*Material*:
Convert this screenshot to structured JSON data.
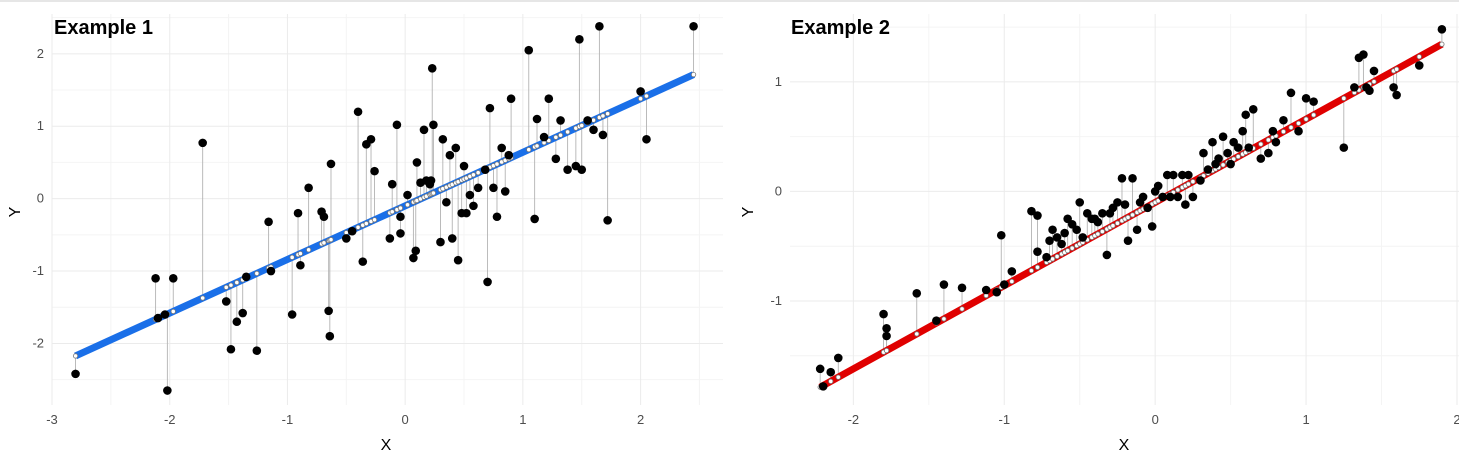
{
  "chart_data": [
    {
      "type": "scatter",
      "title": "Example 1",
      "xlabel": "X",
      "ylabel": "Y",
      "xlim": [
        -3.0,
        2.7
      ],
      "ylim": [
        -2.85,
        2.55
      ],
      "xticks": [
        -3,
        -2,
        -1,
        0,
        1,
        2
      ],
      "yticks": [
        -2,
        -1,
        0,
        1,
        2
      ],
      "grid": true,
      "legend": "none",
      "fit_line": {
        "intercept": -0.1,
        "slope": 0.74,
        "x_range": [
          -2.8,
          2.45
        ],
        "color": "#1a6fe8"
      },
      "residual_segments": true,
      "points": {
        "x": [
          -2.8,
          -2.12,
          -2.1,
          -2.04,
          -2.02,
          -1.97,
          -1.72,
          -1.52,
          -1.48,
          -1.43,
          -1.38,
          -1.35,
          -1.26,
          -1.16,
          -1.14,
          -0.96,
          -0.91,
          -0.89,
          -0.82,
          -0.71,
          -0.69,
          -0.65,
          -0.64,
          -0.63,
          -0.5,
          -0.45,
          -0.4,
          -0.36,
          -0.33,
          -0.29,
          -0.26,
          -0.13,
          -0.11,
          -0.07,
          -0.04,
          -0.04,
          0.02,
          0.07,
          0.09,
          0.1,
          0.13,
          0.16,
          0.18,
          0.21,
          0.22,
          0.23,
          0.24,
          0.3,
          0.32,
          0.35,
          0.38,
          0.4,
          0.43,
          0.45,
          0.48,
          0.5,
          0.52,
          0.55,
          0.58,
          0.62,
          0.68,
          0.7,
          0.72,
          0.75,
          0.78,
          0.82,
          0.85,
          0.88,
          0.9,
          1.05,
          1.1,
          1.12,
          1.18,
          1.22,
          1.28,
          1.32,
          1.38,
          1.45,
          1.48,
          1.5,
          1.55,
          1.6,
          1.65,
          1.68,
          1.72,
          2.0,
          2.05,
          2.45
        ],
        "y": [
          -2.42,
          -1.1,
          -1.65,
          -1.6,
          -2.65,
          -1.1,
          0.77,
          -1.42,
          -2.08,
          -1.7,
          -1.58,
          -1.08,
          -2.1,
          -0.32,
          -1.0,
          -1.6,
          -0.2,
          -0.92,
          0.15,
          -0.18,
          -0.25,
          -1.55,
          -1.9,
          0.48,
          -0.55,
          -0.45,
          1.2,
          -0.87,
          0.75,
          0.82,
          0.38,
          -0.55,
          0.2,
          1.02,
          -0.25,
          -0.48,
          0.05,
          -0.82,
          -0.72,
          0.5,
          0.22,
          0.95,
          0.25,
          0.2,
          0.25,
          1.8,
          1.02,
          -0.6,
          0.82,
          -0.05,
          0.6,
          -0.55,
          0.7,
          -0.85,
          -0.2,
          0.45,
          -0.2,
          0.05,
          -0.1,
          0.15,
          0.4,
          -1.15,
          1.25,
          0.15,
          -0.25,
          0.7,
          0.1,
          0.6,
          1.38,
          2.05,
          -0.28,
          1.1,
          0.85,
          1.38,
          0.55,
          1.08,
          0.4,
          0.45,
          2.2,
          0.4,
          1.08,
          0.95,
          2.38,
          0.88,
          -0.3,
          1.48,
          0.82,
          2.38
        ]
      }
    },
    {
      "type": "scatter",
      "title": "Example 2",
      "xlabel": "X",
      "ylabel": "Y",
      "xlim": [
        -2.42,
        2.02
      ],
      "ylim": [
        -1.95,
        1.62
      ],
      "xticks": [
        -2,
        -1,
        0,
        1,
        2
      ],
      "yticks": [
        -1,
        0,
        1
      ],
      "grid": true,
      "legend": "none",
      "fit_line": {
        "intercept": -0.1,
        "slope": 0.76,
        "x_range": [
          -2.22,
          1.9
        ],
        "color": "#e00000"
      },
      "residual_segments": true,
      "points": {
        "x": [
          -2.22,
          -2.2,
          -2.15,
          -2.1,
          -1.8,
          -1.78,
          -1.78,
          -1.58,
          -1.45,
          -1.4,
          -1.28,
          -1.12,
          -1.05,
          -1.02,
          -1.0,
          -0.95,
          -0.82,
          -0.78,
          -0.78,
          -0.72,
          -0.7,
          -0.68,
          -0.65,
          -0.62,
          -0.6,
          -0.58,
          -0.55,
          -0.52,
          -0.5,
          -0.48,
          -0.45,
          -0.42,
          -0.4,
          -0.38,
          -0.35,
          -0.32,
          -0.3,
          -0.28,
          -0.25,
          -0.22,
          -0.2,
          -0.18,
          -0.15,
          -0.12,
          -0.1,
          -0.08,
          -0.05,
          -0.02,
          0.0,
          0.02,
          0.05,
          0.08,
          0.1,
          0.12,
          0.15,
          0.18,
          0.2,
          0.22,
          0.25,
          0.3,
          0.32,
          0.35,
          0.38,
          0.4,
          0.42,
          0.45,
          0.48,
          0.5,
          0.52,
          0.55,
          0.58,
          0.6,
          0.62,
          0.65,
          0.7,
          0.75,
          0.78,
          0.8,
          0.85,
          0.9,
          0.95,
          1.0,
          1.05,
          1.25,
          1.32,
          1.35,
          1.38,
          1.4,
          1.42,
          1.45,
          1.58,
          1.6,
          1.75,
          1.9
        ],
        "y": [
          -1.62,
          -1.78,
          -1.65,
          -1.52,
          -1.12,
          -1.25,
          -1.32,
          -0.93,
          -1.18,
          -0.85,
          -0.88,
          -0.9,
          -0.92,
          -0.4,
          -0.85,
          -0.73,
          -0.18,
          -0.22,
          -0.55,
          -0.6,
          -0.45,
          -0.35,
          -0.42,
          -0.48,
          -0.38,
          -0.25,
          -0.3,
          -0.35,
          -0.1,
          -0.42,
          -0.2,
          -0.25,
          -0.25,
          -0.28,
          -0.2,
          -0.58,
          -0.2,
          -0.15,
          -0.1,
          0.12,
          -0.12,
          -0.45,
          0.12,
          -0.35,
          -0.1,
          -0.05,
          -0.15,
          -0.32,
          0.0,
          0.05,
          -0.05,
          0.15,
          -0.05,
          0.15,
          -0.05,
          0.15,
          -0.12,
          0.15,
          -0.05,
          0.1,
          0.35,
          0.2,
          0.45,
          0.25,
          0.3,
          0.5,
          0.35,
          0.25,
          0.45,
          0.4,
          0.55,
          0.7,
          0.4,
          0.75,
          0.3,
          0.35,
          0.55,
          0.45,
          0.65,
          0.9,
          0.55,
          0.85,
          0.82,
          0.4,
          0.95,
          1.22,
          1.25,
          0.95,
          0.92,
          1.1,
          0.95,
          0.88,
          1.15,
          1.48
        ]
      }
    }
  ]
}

*Task prompt*: Copy all the records above exactly, but leave out the pictures.

*Correct result*:
Convert this screenshot to structured JSON data.
{
  "chart_data": [
    {
      "type": "scatter",
      "title": "Example 1",
      "xlabel": "X",
      "ylabel": "Y",
      "xlim": [
        -3.0,
        2.7
      ],
      "ylim": [
        -2.85,
        2.55
      ],
      "xticks": [
        -3,
        -2,
        -1,
        0,
        1,
        2
      ],
      "yticks": [
        -2,
        -1,
        0,
        1,
        2
      ],
      "grid": true,
      "legend": "none",
      "fit_line": {
        "intercept": -0.1,
        "slope": 0.74,
        "x_range": [
          -2.8,
          2.45
        ],
        "color": "#1a6fe8"
      },
      "residual_segments": true,
      "points": {
        "x": [
          -2.8,
          -2.12,
          -2.1,
          -2.04,
          -2.02,
          -1.97,
          -1.72,
          -1.52,
          -1.48,
          -1.43,
          -1.38,
          -1.35,
          -1.26,
          -1.16,
          -1.14,
          -0.96,
          -0.91,
          -0.89,
          -0.82,
          -0.71,
          -0.69,
          -0.65,
          -0.64,
          -0.63,
          -0.5,
          -0.45,
          -0.4,
          -0.36,
          -0.33,
          -0.29,
          -0.26,
          -0.13,
          -0.11,
          -0.07,
          -0.04,
          -0.04,
          0.02,
          0.07,
          0.09,
          0.1,
          0.13,
          0.16,
          0.18,
          0.21,
          0.22,
          0.23,
          0.24,
          0.3,
          0.32,
          0.35,
          0.38,
          0.4,
          0.43,
          0.45,
          0.48,
          0.5,
          0.52,
          0.55,
          0.58,
          0.62,
          0.68,
          0.7,
          0.72,
          0.75,
          0.78,
          0.82,
          0.85,
          0.88,
          0.9,
          1.05,
          1.1,
          1.12,
          1.18,
          1.22,
          1.28,
          1.32,
          1.38,
          1.45,
          1.48,
          1.5,
          1.55,
          1.6,
          1.65,
          1.68,
          1.72,
          2.0,
          2.05,
          2.45
        ],
        "y": [
          -2.42,
          -1.1,
          -1.65,
          -1.6,
          -2.65,
          -1.1,
          0.77,
          -1.42,
          -2.08,
          -1.7,
          -1.58,
          -1.08,
          -2.1,
          -0.32,
          -1.0,
          -1.6,
          -0.2,
          -0.92,
          0.15,
          -0.18,
          -0.25,
          -1.55,
          -1.9,
          0.48,
          -0.55,
          -0.45,
          1.2,
          -0.87,
          0.75,
          0.82,
          0.38,
          -0.55,
          0.2,
          1.02,
          -0.25,
          -0.48,
          0.05,
          -0.82,
          -0.72,
          0.5,
          0.22,
          0.95,
          0.25,
          0.2,
          0.25,
          1.8,
          1.02,
          -0.6,
          0.82,
          -0.05,
          0.6,
          -0.55,
          0.7,
          -0.85,
          -0.2,
          0.45,
          -0.2,
          0.05,
          -0.1,
          0.15,
          0.4,
          -1.15,
          1.25,
          0.15,
          -0.25,
          0.7,
          0.1,
          0.6,
          1.38,
          2.05,
          -0.28,
          1.1,
          0.85,
          1.38,
          0.55,
          1.08,
          0.4,
          0.45,
          2.2,
          0.4,
          1.08,
          0.95,
          2.38,
          0.88,
          -0.3,
          1.48,
          0.82,
          2.38
        ]
      }
    },
    {
      "type": "scatter",
      "title": "Example 2",
      "xlabel": "X",
      "ylabel": "Y",
      "xlim": [
        -2.42,
        2.02
      ],
      "ylim": [
        -1.95,
        1.62
      ],
      "xticks": [
        -2,
        -1,
        0,
        1,
        2
      ],
      "yticks": [
        -1,
        0,
        1
      ],
      "grid": true,
      "legend": "none",
      "fit_line": {
        "intercept": -0.1,
        "slope": 0.76,
        "x_range": [
          -2.22,
          1.9
        ],
        "color": "#e00000"
      },
      "residual_segments": true,
      "points": {
        "x": [
          -2.22,
          -2.2,
          -2.15,
          -2.1,
          -1.8,
          -1.78,
          -1.78,
          -1.58,
          -1.45,
          -1.4,
          -1.28,
          -1.12,
          -1.05,
          -1.02,
          -1.0,
          -0.95,
          -0.82,
          -0.78,
          -0.78,
          -0.72,
          -0.7,
          -0.68,
          -0.65,
          -0.62,
          -0.6,
          -0.58,
          -0.55,
          -0.52,
          -0.5,
          -0.48,
          -0.45,
          -0.42,
          -0.4,
          -0.38,
          -0.35,
          -0.32,
          -0.3,
          -0.28,
          -0.25,
          -0.22,
          -0.2,
          -0.18,
          -0.15,
          -0.12,
          -0.1,
          -0.08,
          -0.05,
          -0.02,
          0.0,
          0.02,
          0.05,
          0.08,
          0.1,
          0.12,
          0.15,
          0.18,
          0.2,
          0.22,
          0.25,
          0.3,
          0.32,
          0.35,
          0.38,
          0.4,
          0.42,
          0.45,
          0.48,
          0.5,
          0.52,
          0.55,
          0.58,
          0.6,
          0.62,
          0.65,
          0.7,
          0.75,
          0.78,
          0.8,
          0.85,
          0.9,
          0.95,
          1.0,
          1.05,
          1.25,
          1.32,
          1.35,
          1.38,
          1.4,
          1.42,
          1.45,
          1.58,
          1.6,
          1.75,
          1.9
        ],
        "y": [
          -1.62,
          -1.78,
          -1.65,
          -1.52,
          -1.12,
          -1.25,
          -1.32,
          -0.93,
          -1.18,
          -0.85,
          -0.88,
          -0.9,
          -0.92,
          -0.4,
          -0.85,
          -0.73,
          -0.18,
          -0.22,
          -0.55,
          -0.6,
          -0.45,
          -0.35,
          -0.42,
          -0.48,
          -0.38,
          -0.25,
          -0.3,
          -0.35,
          -0.1,
          -0.42,
          -0.2,
          -0.25,
          -0.25,
          -0.28,
          -0.2,
          -0.58,
          -0.2,
          -0.15,
          -0.1,
          0.12,
          -0.12,
          -0.45,
          0.12,
          -0.35,
          -0.1,
          -0.05,
          -0.15,
          -0.32,
          0.0,
          0.05,
          -0.05,
          0.15,
          -0.05,
          0.15,
          -0.05,
          0.15,
          -0.12,
          0.15,
          -0.05,
          0.1,
          0.35,
          0.2,
          0.45,
          0.25,
          0.3,
          0.5,
          0.35,
          0.25,
          0.45,
          0.4,
          0.55,
          0.7,
          0.4,
          0.75,
          0.3,
          0.35,
          0.55,
          0.45,
          0.65,
          0.9,
          0.55,
          0.85,
          0.82,
          0.4,
          0.95,
          1.22,
          1.25,
          0.95,
          0.92,
          1.1,
          0.95,
          0.88,
          1.15,
          1.48
        ]
      }
    }
  ]
}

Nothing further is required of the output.